Entries from a dataset
_ _ _ _ _ _ _
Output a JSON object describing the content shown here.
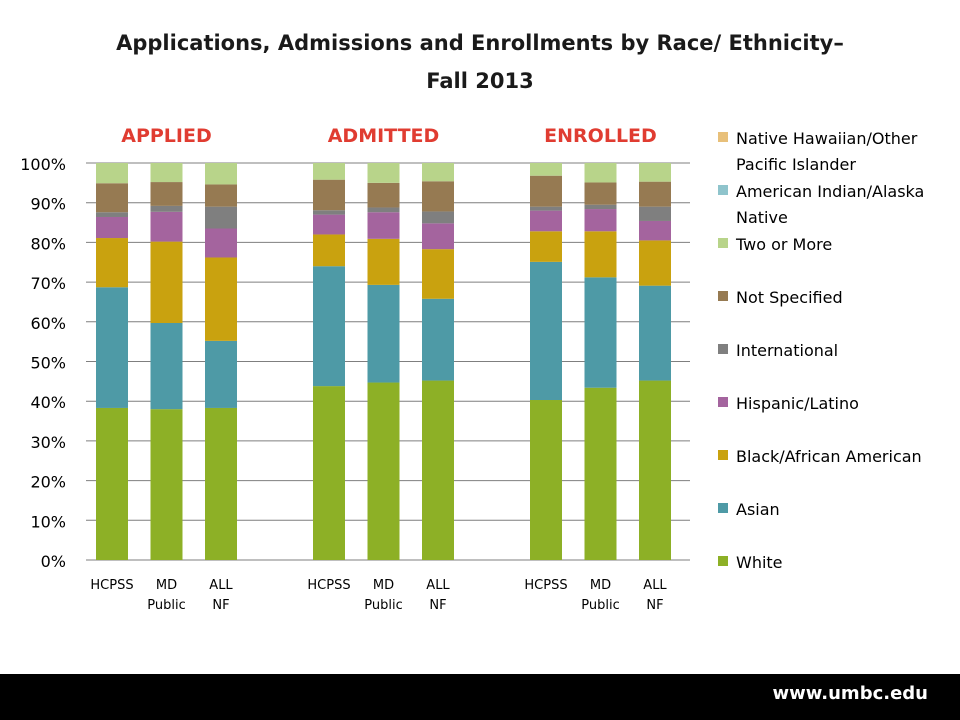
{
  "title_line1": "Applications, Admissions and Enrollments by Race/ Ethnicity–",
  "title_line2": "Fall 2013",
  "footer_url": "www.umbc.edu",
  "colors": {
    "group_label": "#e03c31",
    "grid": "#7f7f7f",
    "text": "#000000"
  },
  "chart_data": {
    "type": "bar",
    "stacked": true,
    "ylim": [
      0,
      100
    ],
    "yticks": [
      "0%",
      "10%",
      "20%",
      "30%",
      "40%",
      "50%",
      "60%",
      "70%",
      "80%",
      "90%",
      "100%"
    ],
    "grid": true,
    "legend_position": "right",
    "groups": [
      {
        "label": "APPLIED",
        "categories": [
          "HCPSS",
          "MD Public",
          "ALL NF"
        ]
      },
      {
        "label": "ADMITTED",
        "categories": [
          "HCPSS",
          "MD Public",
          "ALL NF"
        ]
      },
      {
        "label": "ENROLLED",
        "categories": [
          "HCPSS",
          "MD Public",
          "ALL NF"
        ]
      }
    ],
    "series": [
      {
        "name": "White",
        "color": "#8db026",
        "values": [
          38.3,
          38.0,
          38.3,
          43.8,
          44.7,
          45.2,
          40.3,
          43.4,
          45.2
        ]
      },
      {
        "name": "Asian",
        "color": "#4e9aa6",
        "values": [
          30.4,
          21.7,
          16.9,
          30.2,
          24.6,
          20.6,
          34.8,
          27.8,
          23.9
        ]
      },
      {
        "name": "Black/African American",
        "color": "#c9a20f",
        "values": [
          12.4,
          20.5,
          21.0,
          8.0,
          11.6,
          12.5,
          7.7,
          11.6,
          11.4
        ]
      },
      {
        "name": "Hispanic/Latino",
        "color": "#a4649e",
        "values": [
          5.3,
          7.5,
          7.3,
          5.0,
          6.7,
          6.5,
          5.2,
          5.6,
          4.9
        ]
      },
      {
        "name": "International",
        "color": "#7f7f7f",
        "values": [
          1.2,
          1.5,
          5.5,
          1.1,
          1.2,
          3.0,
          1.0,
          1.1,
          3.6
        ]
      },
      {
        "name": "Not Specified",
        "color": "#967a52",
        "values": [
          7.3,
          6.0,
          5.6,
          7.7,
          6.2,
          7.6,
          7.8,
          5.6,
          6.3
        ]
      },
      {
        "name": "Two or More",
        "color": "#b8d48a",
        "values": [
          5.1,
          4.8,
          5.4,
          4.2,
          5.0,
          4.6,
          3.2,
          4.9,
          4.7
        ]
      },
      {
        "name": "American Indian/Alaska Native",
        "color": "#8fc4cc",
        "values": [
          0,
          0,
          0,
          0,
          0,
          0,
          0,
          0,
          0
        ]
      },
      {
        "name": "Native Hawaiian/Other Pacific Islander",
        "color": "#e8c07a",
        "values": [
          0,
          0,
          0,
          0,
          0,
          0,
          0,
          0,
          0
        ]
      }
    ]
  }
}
_ _ _ _ _ _ _
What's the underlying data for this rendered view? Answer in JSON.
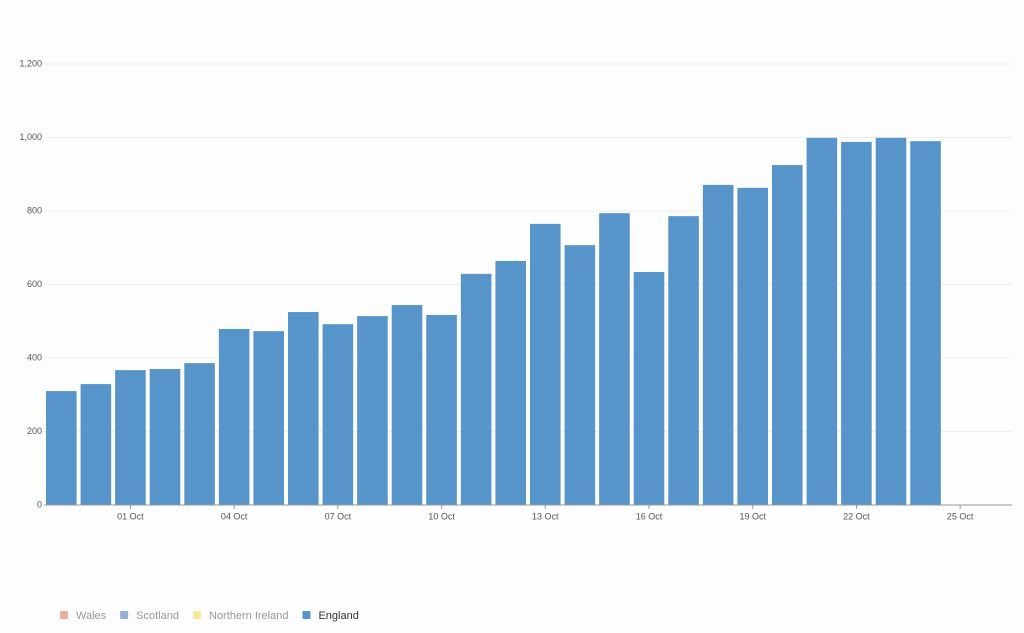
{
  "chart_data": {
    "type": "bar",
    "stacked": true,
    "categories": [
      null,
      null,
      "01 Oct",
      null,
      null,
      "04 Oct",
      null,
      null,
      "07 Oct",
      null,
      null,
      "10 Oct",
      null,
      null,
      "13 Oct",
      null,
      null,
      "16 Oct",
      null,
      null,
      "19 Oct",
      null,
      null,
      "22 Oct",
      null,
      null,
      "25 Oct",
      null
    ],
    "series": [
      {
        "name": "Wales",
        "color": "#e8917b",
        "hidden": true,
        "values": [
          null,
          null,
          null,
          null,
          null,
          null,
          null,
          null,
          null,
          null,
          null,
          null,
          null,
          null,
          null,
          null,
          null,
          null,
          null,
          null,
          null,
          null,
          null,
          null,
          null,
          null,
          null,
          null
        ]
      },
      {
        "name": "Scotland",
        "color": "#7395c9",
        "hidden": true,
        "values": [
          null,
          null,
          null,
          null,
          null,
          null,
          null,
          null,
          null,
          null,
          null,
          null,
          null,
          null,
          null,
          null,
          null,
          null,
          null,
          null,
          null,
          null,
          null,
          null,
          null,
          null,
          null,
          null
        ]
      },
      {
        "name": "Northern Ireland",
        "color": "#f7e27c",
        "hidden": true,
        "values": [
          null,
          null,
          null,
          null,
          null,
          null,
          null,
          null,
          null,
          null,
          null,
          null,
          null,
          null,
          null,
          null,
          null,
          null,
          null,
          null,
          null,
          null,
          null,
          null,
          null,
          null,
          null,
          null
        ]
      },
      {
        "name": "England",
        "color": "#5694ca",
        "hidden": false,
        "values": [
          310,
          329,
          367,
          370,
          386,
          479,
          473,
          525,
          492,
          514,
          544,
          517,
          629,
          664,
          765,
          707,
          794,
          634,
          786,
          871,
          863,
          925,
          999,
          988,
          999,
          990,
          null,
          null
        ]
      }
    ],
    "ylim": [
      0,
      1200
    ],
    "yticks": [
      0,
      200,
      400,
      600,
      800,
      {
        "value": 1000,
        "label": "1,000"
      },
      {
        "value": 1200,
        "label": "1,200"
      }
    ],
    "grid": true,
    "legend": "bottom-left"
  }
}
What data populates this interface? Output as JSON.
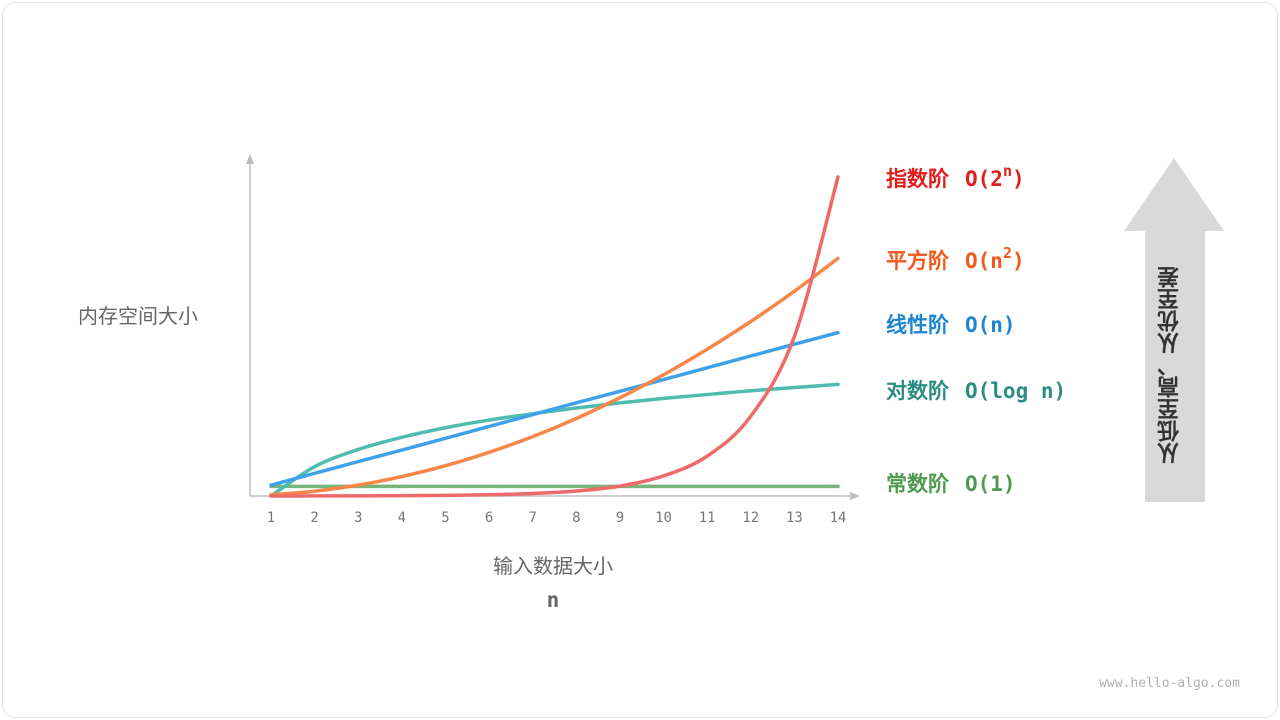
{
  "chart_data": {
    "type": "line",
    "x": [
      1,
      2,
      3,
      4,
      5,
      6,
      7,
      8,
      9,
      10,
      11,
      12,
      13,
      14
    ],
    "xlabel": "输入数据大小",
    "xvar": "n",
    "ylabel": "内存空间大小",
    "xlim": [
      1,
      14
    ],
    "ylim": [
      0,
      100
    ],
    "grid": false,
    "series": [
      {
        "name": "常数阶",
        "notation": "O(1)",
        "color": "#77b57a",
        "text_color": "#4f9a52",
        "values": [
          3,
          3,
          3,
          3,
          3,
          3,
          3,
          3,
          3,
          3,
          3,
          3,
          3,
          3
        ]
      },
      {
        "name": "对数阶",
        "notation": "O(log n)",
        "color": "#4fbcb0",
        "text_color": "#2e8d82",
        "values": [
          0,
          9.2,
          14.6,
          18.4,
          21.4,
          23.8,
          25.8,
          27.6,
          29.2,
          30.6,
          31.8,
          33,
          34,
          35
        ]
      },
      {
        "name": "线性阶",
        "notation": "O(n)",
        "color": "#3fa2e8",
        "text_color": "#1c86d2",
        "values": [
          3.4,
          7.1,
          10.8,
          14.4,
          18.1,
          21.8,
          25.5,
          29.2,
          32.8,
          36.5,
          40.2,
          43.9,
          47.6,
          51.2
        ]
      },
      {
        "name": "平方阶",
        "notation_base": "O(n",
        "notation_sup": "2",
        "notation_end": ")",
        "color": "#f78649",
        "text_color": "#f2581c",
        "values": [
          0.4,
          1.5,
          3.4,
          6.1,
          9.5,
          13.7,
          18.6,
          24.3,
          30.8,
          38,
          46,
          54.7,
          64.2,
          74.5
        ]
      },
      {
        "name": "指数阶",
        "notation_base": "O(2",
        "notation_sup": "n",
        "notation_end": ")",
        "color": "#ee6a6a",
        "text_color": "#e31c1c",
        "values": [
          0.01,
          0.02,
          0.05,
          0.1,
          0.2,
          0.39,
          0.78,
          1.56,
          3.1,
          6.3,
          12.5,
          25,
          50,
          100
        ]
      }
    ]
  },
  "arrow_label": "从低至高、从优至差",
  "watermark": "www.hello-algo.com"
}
_ _ _ _ _ _ _
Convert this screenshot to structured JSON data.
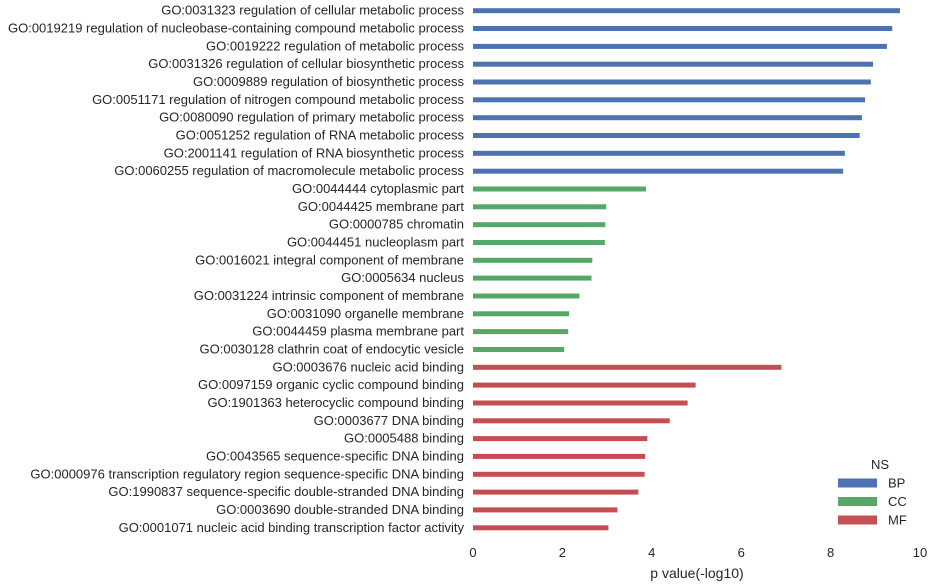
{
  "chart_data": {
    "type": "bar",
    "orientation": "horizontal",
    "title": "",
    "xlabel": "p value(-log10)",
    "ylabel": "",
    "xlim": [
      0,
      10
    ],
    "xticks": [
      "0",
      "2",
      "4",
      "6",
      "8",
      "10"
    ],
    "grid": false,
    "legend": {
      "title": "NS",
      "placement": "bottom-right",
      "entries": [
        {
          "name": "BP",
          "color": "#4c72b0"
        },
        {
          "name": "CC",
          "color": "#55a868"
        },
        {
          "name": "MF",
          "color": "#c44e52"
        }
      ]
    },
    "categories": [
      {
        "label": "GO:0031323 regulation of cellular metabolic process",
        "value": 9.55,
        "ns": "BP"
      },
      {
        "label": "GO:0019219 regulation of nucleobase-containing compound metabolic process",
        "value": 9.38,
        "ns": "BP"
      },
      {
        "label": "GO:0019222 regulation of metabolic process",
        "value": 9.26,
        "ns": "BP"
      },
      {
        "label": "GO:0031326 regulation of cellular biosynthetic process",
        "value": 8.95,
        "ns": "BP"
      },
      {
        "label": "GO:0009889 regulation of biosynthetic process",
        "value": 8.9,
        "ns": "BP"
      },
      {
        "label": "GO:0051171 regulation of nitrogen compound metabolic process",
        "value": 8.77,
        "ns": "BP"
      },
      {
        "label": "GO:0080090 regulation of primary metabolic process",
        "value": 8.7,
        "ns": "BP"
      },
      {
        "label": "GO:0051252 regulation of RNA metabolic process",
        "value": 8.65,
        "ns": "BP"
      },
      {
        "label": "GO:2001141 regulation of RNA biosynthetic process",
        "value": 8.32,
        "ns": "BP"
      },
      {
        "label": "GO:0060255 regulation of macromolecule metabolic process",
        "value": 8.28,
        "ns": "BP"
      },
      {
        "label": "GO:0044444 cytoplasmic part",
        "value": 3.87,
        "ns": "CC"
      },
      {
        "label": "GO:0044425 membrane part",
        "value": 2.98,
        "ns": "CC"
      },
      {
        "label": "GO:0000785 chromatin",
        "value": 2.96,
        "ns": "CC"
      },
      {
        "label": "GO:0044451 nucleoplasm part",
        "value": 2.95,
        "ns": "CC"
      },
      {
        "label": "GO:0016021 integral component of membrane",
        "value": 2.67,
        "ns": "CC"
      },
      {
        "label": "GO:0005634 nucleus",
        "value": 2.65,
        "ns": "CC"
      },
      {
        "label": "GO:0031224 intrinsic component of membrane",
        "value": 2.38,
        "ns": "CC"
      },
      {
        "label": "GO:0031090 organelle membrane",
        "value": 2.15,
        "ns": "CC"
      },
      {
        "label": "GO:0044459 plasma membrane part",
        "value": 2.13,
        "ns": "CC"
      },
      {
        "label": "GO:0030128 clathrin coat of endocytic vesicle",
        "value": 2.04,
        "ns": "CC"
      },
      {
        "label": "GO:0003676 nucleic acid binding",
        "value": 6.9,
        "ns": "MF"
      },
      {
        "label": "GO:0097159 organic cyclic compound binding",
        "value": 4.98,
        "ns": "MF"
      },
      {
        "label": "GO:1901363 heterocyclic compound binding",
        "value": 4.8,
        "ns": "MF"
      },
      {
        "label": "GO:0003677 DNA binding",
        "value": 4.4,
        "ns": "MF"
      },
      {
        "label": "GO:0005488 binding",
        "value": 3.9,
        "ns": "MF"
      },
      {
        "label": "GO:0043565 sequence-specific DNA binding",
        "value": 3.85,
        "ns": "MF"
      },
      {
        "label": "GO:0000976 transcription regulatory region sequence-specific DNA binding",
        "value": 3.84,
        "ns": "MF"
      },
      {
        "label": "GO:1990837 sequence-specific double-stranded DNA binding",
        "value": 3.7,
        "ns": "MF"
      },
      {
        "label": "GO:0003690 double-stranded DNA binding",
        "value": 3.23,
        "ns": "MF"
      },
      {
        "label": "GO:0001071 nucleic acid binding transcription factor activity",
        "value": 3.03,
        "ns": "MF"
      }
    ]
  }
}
_ _ _ _ _ _ _
Lines that include the word "American" are to be extracted from the data above.

        "name": "Black/African American",
        "name": "American Indian/Alaska Native",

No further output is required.